--- start ---

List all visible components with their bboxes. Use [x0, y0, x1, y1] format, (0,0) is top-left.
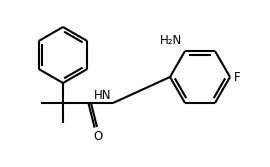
Text: F: F [234, 70, 241, 84]
Text: HN: HN [93, 89, 111, 102]
Text: O: O [93, 130, 103, 143]
Text: H₂N: H₂N [160, 34, 182, 47]
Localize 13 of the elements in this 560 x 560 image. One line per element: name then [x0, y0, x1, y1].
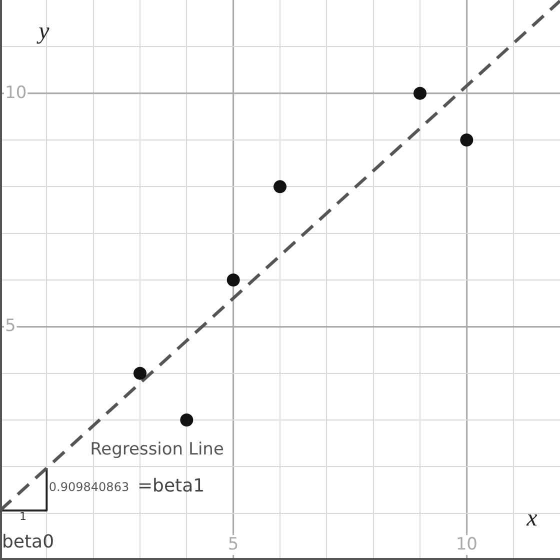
- annotation: Regression Line: [90, 439, 224, 460]
- point: [460, 134, 474, 146]
- point: [274, 180, 286, 194]
- y-axis-title: y: [36, 18, 50, 44]
- annotation: 1: [20, 510, 26, 523]
- annotation: 0.909840863: [48, 480, 130, 494]
- point: [414, 86, 426, 100]
- point: [134, 366, 146, 380]
- annotation: =beta1: [137, 476, 205, 497]
- point: [180, 414, 194, 426]
- point: [226, 274, 240, 286]
- x-axis-title: x: [526, 505, 538, 532]
- annotation: beta0: [2, 532, 54, 553]
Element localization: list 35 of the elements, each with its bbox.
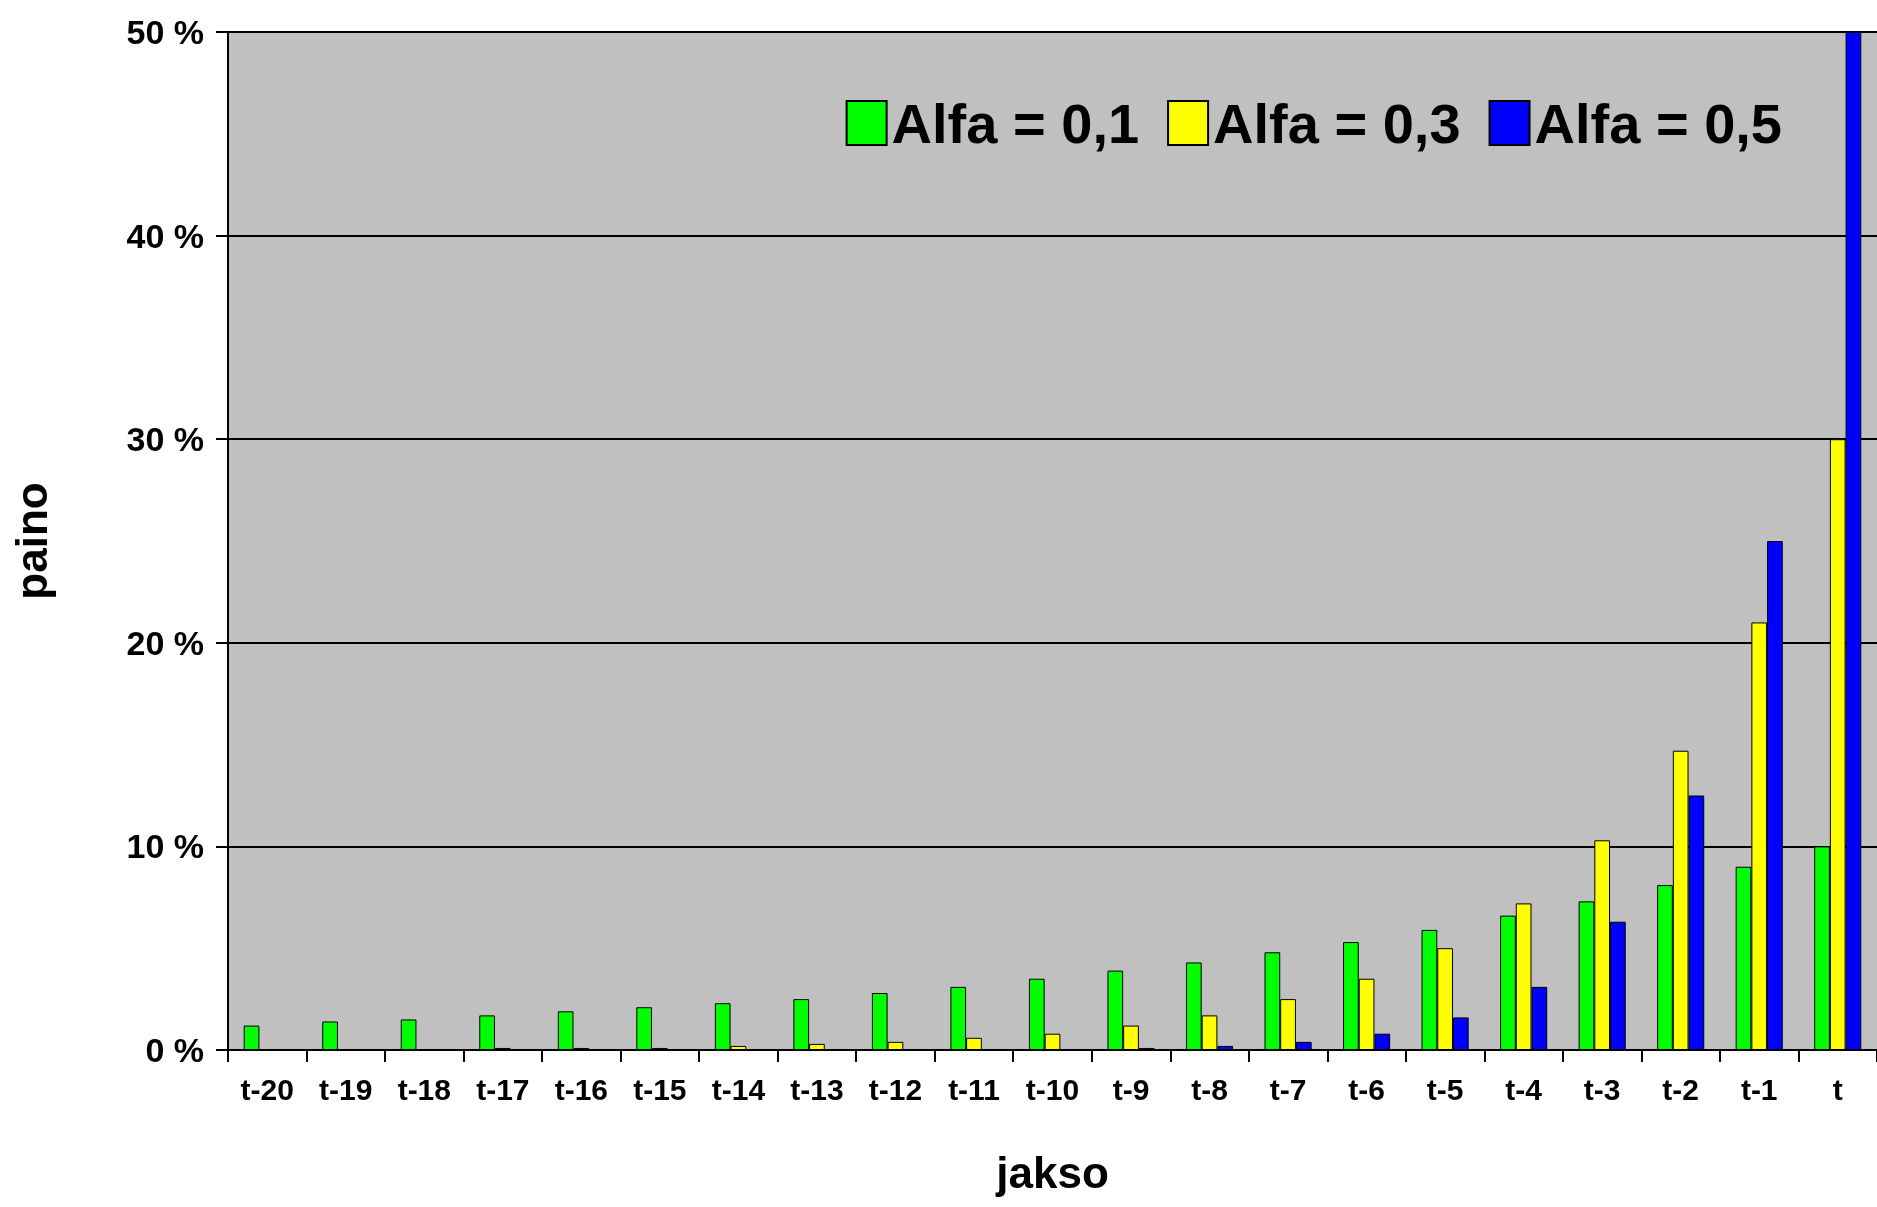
y-tick-label: 0 % [145, 1031, 204, 1069]
x-tick-label: t-5 [1426, 1072, 1464, 1106]
y-tick-label: 40 % [126, 216, 204, 255]
y-tick-label: 30 % [126, 420, 204, 459]
x-tick-label: t-16 [554, 1072, 609, 1106]
x-tick-label: t-10 [1025, 1072, 1080, 1106]
bar [322, 1021, 338, 1050]
bar [400, 1019, 417, 1050]
x-tick-label: t-2 [1662, 1072, 1700, 1106]
x-tick-label: t-20 [240, 1072, 294, 1106]
x-tick-label: t [1832, 1072, 1843, 1106]
x-tick-label: t-8 [1191, 1072, 1228, 1106]
legend-label: Alfa = 0,5 [1534, 91, 1783, 155]
bar [243, 1025, 260, 1050]
x-tick-label: t-12 [868, 1072, 923, 1106]
x-tick-label: t-11 [948, 1072, 1000, 1106]
legend-label: Alfa = 0,3 [1213, 91, 1461, 155]
y-tick-label: 50 % [126, 13, 204, 51]
y-tick-label: 10 % [126, 827, 204, 866]
x-tick-label: t-19 [319, 1072, 373, 1106]
x-tick-label: t-3 [1583, 1072, 1621, 1106]
x-tick-label: t-14 [711, 1072, 766, 1106]
x-tick-label: t-4 [1505, 1072, 1543, 1106]
y-tick-label: 20 % [126, 623, 204, 662]
x-tick-label: t-18 [397, 1072, 451, 1106]
legend-label: Alfa = 0,1 [891, 91, 1140, 155]
x-tick-label: t-6 [1348, 1072, 1385, 1106]
x-tick-label: t-9 [1112, 1072, 1150, 1106]
x-tick-label: t-15 [633, 1072, 687, 1106]
y-axis-title: paino [6, 482, 56, 600]
x-tick-label: t-13 [790, 1072, 844, 1106]
x-tick-label: t-7 [1269, 1072, 1307, 1106]
x-tick-label: t-1 [1740, 1072, 1778, 1106]
x-axis-title: jakso [995, 1147, 1109, 1197]
x-tick-label: t-17 [476, 1072, 530, 1106]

--- end ---

:: Prompt ::
Rewrite all the records above as a JSON list of strings, with one string per line and no blank lines. Leave out the picture lines.

:: Exercise response ::
[
  "List all visible components with their bboxes. Use [x0, y0, x1, y1] format, (0,0) is top-left.",
  "Text: F: F [234, 70, 241, 84]",
  "Text: HN: HN [93, 89, 111, 102]",
  "Text: O: O [93, 130, 103, 143]",
  "Text: H₂N: H₂N [160, 34, 182, 47]",
  "Localize 13 of the elements in this 560 x 560 image. One line per element: name then [x0, y0, x1, y1].",
  "- annotation: Regression Line: [90, 439, 224, 460]",
  "- point: [460, 134, 474, 146]",
  "- point: [274, 180, 286, 194]",
  "- y-axis-title: y: [36, 18, 50, 44]",
  "- annotation: 1: [20, 510, 26, 523]",
  "- annotation: 0.909840863: [48, 480, 130, 494]",
  "- point: [414, 86, 426, 100]",
  "- point: [134, 366, 146, 380]",
  "- annotation: =beta1: [137, 476, 205, 497]",
  "- point: [180, 414, 194, 426]",
  "- point: [226, 274, 240, 286]",
  "- x-axis-title: x: [526, 505, 538, 532]",
  "- annotation: beta0: [2, 532, 54, 553]",
  "Element localization: list 35 of the elements, each with its bbox.",
  "y-tick-label: 0 % [145, 1031, 204, 1069]",
  "x-tick-label: t-5 [1426, 1072, 1464, 1106]",
  "y-tick-label: 40 % [126, 216, 204, 255]",
  "y-tick-label: 30 % [126, 420, 204, 459]",
  "x-tick-label: t-16 [554, 1072, 609, 1106]",
  "x-tick-label: t-10 [1025, 1072, 1080, 1106]",
  "bar [322, 1021, 338, 1050]",
  "bar [400, 1019, 417, 1050]",
  "x-tick-label: t-2 [1662, 1072, 1700, 1106]",
  "x-tick-label: t-20 [240, 1072, 294, 1106]",
  "x-tick-label: t [1832, 1072, 1843, 1106]",
  "x-tick-label: t-8 [1191, 1072, 1228, 1106]",
  "legend-label: Alfa = 0,5 [1534, 91, 1783, 155]",
  "bar [243, 1025, 260, 1050]",
  "x-tick-label: t-12 [868, 1072, 923, 1106]",
  "x-tick-label: t-11 [948, 1072, 1000, 1106]",
  "legend-label: Alfa = 0,3 [1213, 91, 1461, 155]",
  "y-tick-label: 50 % [126, 13, 204, 51]",
  "y-tick-label: 10 % [126, 827, 204, 866]",
  "x-tick-label: t-19 [319, 1072, 373, 1106]",
  "x-tick-label: t-3 [1583, 1072, 1621, 1106]",
  "x-tick-label: t-14 [711, 1072, 766, 1106]",
  "x-tick-label: t-4 [1505, 1072, 1543, 1106]",
  "y-tick-label: 20 % [126, 623, 204, 662]",
  "x-tick-label: t-18 [397, 1072, 451, 1106]",
  "legend-label: Alfa = 0,1 [891, 91, 1140, 155]",
  "x-tick-label: t-6 [1348, 1072, 1385, 1106]",
  "x-tick-label: t-9 [1112, 1072, 1150, 1106]",
  "x-tick-label: t-15 [633, 1072, 687, 1106]",
  "y-axis-title: paino [6, 482, 56, 600]",
  "x-tick-label: t-13 [790, 1072, 844, 1106]",
  "x-tick-label: t-7 [1269, 1072, 1307, 1106]",
  "x-tick-label: t-1 [1740, 1072, 1778, 1106]",
  "x-axis-title: jakso [995, 1147, 1109, 1197]",
  "x-tick-label: t-17 [476, 1072, 530, 1106]"
]